## HOW TO COMPLETE THIS TASK
In the methods text below on CD8 T cell epitope prediction, which software and version predicted the MHC class I epitopes?

## SELECTED TEXT
CD8 T cell epitope prediction

MHC class I epitopes eight to eleven amino acids in length were predicted in the proteome of Pf3D7 for 26 HLA alleles representative of the main allelic variants worldwide42, using NetMHCpan (v4.0a)49, and those predicted to be strong binders were kept. The reunion of all epitope for each of the Pf 5546 protein-coding genes was mapped back to the Pf3D7 reference genome assembly to determine their coordinates, and the intersection of these genomic coordinates with the set of non-synonymous sites that differ between 3D7 and each sample was identified.

Genetic, proteome, and epitome distances

SNPs were called for all samples and strains against the reference 3D7 genome as described above, and genomic sites variable across the dataset of all samples were identified. Variable sites not called for Pf7G8 (<0.2% of all variable sites) were eliminated. For each sample, genetic distance to NF54 was calculated as the proportion, p, of variable sites in the data partition that differed between it and NF54. Three data partitions were considered: (i) all variable positions, (ii) non-synonymous (NSYN) sites (those where change between each isolate and Pf3D7 led to a difference in amino acid), and (iii) NSYN sites in predicted Pf3D7 epitopes. For each data partition, the distribution of distances to NF54 were presented as a histogram, with approximation to a continuous distribution generated by Gaussian kernel density estimate using the ggplot2 package in R50, and kernel density estimate calculated as 0.0015× number of samples.

## ENTRIES SUPPLIED
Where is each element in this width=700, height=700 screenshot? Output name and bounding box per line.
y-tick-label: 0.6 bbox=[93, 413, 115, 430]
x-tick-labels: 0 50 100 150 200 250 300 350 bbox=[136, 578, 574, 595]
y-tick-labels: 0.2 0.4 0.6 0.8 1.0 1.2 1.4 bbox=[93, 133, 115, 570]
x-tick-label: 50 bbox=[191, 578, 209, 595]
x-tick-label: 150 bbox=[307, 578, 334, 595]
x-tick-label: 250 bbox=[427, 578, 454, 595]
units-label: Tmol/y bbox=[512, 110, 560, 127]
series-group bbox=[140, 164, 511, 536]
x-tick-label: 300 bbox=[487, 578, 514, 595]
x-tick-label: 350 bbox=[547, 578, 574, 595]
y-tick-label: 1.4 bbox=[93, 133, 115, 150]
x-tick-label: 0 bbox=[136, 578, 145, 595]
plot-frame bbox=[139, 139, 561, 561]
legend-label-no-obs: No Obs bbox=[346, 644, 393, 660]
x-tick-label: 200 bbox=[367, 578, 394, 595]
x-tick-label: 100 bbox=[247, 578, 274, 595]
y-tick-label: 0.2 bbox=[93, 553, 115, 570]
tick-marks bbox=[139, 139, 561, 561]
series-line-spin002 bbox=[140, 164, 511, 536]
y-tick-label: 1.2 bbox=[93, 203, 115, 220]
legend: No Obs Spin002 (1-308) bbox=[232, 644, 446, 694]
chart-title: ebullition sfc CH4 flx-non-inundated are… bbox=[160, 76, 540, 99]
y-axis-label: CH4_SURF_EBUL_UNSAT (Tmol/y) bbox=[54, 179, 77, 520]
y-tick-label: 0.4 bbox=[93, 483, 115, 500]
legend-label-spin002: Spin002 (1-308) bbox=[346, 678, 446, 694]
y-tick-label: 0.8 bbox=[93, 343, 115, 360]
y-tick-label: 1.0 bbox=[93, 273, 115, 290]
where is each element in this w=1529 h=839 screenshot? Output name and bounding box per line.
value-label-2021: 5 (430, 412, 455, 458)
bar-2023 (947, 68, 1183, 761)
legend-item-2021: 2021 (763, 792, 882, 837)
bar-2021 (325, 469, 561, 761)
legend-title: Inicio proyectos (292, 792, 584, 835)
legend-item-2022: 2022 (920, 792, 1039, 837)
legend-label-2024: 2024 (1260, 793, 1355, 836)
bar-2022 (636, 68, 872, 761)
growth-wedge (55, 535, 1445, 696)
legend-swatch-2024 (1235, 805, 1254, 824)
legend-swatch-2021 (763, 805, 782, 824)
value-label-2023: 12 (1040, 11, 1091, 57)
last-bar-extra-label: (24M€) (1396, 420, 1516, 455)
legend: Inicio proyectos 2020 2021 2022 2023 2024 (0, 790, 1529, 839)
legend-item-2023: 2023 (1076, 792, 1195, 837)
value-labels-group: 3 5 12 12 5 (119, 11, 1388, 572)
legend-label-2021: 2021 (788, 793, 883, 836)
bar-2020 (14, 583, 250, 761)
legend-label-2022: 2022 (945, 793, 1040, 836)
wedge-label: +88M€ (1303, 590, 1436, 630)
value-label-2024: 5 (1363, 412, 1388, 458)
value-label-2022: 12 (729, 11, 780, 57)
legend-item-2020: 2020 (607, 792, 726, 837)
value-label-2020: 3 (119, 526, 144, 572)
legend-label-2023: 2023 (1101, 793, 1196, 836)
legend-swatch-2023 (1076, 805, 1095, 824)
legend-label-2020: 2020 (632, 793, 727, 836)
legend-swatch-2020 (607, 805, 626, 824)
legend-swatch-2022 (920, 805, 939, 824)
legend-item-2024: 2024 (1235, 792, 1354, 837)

## RESULT FOR THIS TASK
NetMHCpan (v4.0a)